(Data entries)
▶
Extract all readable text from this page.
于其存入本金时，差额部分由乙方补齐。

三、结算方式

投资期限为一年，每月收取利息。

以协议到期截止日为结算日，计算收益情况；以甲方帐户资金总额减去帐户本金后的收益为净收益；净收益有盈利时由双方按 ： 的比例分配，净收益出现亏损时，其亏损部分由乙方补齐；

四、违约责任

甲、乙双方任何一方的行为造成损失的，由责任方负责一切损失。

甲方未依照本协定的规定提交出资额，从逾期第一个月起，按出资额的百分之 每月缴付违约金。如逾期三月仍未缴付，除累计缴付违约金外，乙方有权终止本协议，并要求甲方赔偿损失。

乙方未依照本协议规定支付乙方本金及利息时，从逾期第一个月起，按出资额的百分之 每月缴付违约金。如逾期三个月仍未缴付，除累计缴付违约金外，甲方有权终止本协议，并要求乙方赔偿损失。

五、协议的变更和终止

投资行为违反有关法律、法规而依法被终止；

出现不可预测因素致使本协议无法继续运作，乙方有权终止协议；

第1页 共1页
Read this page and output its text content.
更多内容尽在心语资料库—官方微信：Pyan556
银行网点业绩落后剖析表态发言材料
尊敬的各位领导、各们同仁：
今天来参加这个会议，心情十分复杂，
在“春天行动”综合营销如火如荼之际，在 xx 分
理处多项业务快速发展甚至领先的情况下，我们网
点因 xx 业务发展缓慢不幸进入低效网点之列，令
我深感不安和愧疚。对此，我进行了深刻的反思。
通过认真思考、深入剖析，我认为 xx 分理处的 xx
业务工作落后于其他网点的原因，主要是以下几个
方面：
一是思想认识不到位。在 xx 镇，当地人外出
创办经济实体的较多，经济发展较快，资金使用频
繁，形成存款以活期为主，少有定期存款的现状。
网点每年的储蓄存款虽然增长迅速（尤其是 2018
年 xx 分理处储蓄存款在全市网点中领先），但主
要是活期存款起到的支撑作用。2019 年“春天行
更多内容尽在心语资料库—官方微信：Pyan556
◀
▸ What you need to do: From the entries above, copy out every line where the string "每月缴付违约金" appears.

▸ Task solution:
甲方未依照本协定的规定提交出资额，从逾期第一个月起，按出资额的百分之 每月缴付违约金。如逾期三月仍未缴付，除累计缴付违约金外，乙方有权终止本协议，并要求甲方赔偿损失。
乙方未依照本协议规定支付乙方本金及利息时，从逾期第一个月起，按出资额的百分之 每月缴付违约金。如逾期三个月仍未缴付，除累计缴付违约金外，甲方有权终止本协议，并要求乙方赔偿损失。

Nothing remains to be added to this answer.